Description of the task >>
According to the page on how St Ann's teaches reading, how long is the daily phonics session for Reception children?

Source passage >>

The aim is to help each child to be able to read fluently and with understanding so that reading becomes a source of real pleasure and enjoyment.
Reading is a complex skill which is taught thoroughly and systematically at St Ann’s. We start developing a love of reading in the Nursery by introducing an exciting range of books to the children. They learn to love and know key authors by making props for stories, acting out stories and enjoying the fun and rich language of stories. All children take books home from their classroom to share with parents in every year group.
As reading schemes become more complex, their reading progresses. Phonic awareness is introduced in Nursery and in Reception. The 'Letters and Sounds' scheme is used to support reading development until they are proficient. Comprehension is the ultimate goal of reading and to ensure that this is taught, pupils from Y1-Y6 learn through Guided Reading sessions. In small groups, the children are taught to use reading behaviours to support their comprehension. Reading is also taught at every opportunity throughout the curriculum.
Reading at home
At the beginning of learning to read, every child is expected to read and be read to every night. Reading children stories is the best and most enjoyable way of introducing them to new vocabulary and concepts which help them with all their learning. The length of time a child is expected to read for increases with age. A young child will need to read to an adult for short periods every night, where as an older child will be expected to read on their own in a quiet environment and then talk about what they have read. Children take home a fiction or non-fiction book from the class library. Children in Key Stage 1 and some in Key Stage 2 continue on the phonic reading scheme until they have reading fluency. For further guidance on reading with your child try Oxford Owl (Reading) or the Book Trust website.
At St Ann’s we use the phonics scheme 'Letters and Sounds’. Children learn to identify sounds they use when they speak, recognise the common spellings of each sound, blend sounds into words for reading and segment words into phonemes for spelling. This involves teaching sounds first and then the name of the letter.
Whilst children work within the phase that is appropriate to their level of learning, they may also be given experiences of other phases to support future learning or secure previous understanding. The children are regularly assess to ensure that their needs are being met.
Children in the Nursery should learn to:
- show an awareness of rhyme, rhythm and alliteration
- distinguish between environmental sounds, instrumental sounds and body percussion
- orally blend and segment sounds and words
- explore and experiment with sounds
The children will learn these skills through exploring the world around them with listening walks, songs, games, stories and instruments.
Children in the Reception should learn to:
- use common consonants and vowels
- blend and segment with letters
- read and spell a wide range of VC and CVC words
- learn 'tricky words' that cannot be segmented
- understand that words are constructed from sounds (phonemes) and that these are represented by letters (graphemes)
- use at least one grapheme for each of the 44 phonemes
As well as using games, rhyme, songs and stories to understand and develop these skills, phonics will be taught through a daily 15 minute session. These sessions are structured as:
Revisit and Review
Children in the Year 1 should learn to consolidate their previous learning. There are no new graphemes taught but instead children learn to:
- read and spell more 'tricky words'
- segment adjacent consonants in words and apply this in spelling
- blend adjacent consonants in words and apply this skills when reading unfamiliar texts.
- read phonetically decodable 2 and 3 syllable words
- use alternative ways to pronounce and spell the graphemes, including long vowel sounds
- make phonetically plausible attempts to spell complex words.

(Bounding box entries)
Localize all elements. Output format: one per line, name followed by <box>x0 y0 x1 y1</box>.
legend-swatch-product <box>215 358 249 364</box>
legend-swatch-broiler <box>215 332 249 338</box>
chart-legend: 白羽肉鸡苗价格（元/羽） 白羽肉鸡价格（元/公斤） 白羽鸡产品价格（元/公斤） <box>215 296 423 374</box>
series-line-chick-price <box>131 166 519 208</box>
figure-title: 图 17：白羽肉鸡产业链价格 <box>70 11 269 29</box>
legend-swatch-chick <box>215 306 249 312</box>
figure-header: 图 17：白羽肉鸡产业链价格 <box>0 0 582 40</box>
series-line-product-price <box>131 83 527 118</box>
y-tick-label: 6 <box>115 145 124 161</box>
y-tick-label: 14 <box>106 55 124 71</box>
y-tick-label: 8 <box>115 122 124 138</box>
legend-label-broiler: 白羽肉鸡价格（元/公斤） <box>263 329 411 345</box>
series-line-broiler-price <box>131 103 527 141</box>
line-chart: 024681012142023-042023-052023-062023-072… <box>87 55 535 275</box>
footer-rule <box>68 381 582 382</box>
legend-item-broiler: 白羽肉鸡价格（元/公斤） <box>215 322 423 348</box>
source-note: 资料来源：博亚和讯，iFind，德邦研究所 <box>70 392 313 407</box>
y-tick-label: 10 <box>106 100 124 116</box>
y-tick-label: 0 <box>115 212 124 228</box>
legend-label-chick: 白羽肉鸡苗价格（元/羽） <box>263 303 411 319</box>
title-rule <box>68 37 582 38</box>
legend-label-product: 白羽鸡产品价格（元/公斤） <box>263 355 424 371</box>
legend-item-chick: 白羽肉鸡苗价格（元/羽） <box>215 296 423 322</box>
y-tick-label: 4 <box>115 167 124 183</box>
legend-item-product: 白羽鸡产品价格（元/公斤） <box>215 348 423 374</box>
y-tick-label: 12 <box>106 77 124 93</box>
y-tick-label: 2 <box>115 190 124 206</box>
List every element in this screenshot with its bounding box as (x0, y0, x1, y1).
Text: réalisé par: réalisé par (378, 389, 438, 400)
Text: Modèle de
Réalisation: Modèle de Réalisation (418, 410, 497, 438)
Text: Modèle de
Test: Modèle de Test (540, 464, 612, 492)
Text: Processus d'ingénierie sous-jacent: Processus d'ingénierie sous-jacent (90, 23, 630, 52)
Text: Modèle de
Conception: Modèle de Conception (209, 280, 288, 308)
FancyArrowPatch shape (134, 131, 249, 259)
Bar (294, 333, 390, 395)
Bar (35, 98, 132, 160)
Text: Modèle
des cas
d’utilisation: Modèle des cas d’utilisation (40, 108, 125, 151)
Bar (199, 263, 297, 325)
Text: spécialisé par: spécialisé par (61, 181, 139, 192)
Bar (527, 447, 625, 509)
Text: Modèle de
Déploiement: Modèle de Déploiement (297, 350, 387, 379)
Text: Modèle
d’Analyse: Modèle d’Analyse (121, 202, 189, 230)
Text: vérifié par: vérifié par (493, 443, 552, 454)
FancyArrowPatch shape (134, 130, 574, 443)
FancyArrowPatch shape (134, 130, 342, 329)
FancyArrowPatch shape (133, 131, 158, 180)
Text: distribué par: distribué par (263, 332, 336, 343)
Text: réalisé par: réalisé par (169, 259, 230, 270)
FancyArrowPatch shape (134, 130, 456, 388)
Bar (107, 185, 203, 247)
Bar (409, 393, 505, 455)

Task solution >>
15 minutes.